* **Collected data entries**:

— start —

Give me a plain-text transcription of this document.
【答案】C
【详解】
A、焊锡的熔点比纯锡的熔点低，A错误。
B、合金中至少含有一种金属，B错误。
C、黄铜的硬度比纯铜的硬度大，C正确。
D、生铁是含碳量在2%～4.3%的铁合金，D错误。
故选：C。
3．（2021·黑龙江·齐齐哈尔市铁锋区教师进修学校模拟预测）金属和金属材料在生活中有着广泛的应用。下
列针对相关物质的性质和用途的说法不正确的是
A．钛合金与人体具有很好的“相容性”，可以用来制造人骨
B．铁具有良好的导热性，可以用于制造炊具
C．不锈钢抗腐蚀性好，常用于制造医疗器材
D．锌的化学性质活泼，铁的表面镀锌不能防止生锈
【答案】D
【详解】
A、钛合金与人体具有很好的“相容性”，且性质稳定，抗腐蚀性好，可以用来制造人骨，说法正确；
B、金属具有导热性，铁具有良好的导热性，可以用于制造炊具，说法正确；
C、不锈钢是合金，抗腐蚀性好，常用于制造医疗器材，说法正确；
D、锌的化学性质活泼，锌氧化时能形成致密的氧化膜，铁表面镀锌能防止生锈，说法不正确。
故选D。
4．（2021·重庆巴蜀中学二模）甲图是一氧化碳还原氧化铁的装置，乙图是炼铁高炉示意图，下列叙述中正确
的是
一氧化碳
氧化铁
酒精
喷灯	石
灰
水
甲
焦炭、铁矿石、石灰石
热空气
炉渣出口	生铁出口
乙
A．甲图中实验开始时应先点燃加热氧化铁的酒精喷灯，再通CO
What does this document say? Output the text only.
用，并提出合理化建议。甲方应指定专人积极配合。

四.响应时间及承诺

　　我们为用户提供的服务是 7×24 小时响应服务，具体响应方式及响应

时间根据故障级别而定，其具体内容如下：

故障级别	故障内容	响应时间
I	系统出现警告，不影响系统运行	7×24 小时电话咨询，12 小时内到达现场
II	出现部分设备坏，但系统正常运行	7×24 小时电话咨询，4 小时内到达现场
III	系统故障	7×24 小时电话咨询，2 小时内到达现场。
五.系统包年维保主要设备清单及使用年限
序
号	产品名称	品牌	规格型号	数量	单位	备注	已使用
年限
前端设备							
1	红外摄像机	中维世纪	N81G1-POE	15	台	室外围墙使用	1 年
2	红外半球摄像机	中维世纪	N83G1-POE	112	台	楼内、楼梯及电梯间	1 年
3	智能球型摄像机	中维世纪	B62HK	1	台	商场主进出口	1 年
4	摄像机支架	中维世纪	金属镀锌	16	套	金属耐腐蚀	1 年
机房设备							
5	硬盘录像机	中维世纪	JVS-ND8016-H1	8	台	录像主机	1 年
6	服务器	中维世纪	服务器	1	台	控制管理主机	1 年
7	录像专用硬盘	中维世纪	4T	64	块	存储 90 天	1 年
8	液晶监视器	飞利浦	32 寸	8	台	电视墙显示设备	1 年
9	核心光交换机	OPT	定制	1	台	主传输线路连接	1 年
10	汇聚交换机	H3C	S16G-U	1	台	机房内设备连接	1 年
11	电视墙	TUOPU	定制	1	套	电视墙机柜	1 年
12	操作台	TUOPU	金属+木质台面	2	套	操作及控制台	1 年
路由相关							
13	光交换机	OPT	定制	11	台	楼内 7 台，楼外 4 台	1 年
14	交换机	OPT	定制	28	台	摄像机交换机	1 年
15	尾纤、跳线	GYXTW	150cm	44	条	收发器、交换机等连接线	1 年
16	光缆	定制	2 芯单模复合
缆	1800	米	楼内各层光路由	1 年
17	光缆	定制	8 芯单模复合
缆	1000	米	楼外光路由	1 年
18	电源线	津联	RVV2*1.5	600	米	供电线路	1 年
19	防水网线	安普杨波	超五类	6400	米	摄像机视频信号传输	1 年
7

— end —

* **WORK REQUIRED**: Which lines include the word "说法正确"? Copy every one of them.

* **TASK RESULT**:
A、钛合金与人体具有很好的“相容性”，且性质稳定，抗腐蚀性好，可以用来制造人骨，说法正确；
B、金属具有导热性，铁具有良好的导热性，可以用于制造炊具，说法正确；
C、不锈钢是合金，抗腐蚀性好，常用于制造医疗器材，说法正确；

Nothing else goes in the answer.